● **TASK DESCRIPTION**:
Give the data again exactly as written, without any of its pictures.

● **DATA TO USE**:
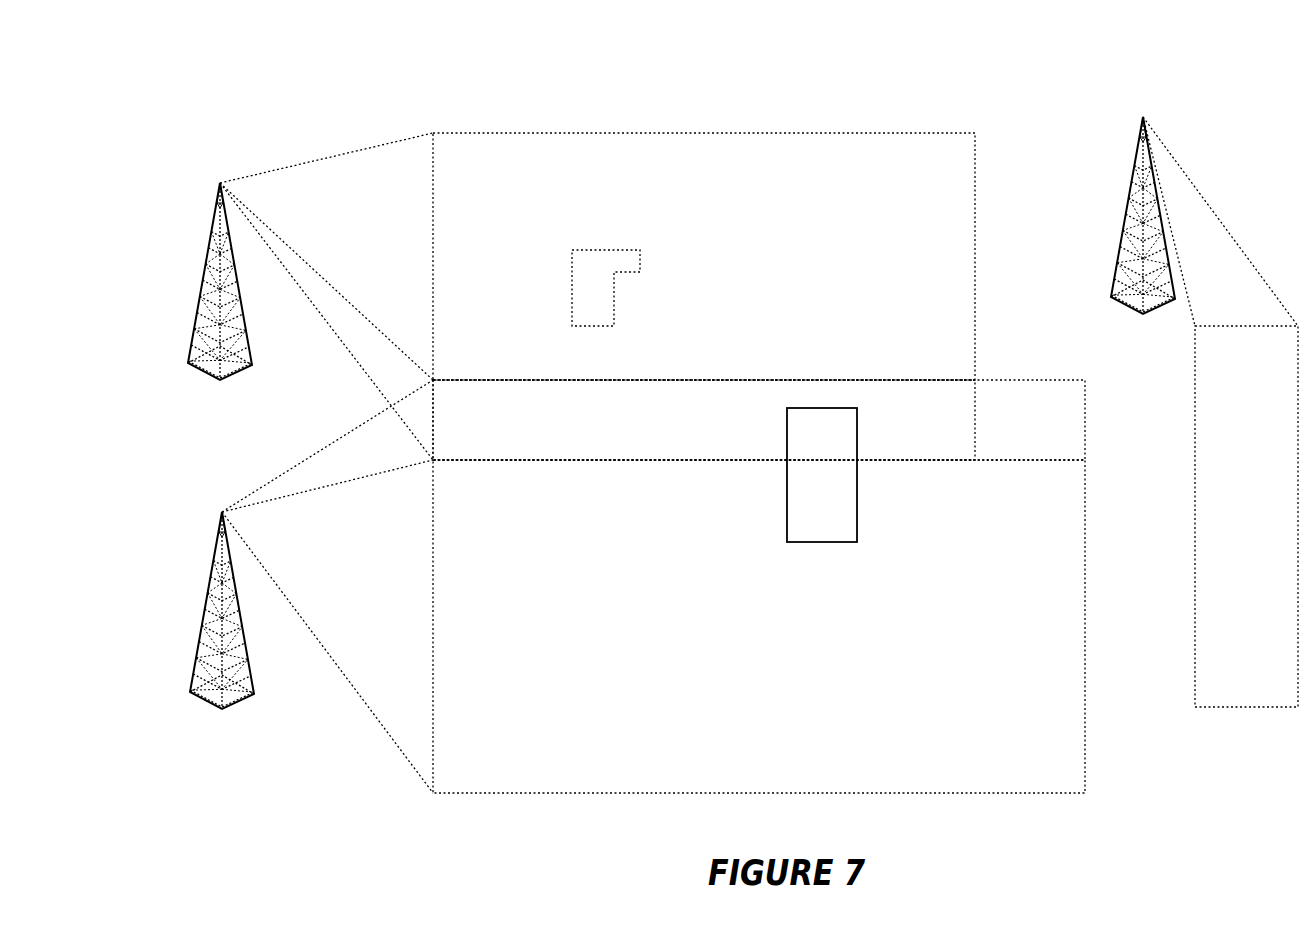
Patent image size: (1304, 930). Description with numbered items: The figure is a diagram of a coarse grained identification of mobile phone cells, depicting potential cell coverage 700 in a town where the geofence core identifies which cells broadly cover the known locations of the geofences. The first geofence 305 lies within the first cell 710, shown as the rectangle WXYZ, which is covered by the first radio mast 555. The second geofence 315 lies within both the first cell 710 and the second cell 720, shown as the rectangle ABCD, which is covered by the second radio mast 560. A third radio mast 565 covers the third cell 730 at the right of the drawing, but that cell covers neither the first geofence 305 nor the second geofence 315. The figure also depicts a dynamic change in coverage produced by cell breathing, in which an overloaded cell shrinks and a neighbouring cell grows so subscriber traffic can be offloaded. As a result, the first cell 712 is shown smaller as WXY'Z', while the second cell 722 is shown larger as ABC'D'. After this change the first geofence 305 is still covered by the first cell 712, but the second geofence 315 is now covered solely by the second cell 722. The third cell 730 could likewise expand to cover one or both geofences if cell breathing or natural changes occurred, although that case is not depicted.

The cell coverage 700 is at (203, 162).
The first radio mast 555 is at (186, 365).
The second radio mast 560 is at (189, 692).
The third radio mast 565 is at (1124, 210).
The first cell 712 is at (975, 247).
The first cell 710 is at (975, 402).
The second cell 722 is at (1085, 431).
The second cell 720 is at (1085, 578).
The third cell 730 is at (1246, 707).
The first geofence 305 is at (640, 272).
The second geofence 315 is at (786, 483).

● **EXERCISE OUTPUT**:
Patent image size: (1304, 930). Description with numbered items: The figure is a diagram of a coarse grained identification of mobile phone cells, depicting potential cell coverage 700 in a town where the geofence core identifies which cells broadly cover the known locations of the geofences. The first geofence 305 lies within the first cell 710, shown as the rectangle WXYZ, which is covered by the first radio mast 555. The second geofence 315 lies within both the first cell 710 and the second cell 720, shown as the rectangle ABCD, which is covered by the second radio mast 560. A third radio mast 565 covers the third cell 730 at the right of the drawing, but that cell covers neither the first geofence 305 nor the second geofence 315. The figure also depicts a dynamic change in coverage produced by cell breathing, in which an overloaded cell shrinks and a neighbouring cell grows so subscriber traffic can be offloaded. As a result, the first cell 712 is shown smaller as WXY'Z', while the second cell 722 is shown larger as ABC'D'. After this change the first geofence 305 is still covered by the first cell 712, but the second geofence 315 is now covered solely by the second cell 722. The third cell 730 could likewise expand to cover one or both geofences if cell breathing or natural changes occurred, although that case is not depicted.

The cell coverage 700 is at (203, 162).
The first radio mast 555 is at (186, 365).
The second radio mast 560 is at (189, 692).
The third radio mast 565 is at (1124, 210).
The first cell 712 is at (975, 247).
The first cell 710 is at (975, 402).
The second cell 722 is at (1085, 431).
The second cell 720 is at (1085, 578).
The third cell 730 is at (1246, 707).
The first geofence 305 is at (640, 272).
The second geofence 315 is at (786, 483).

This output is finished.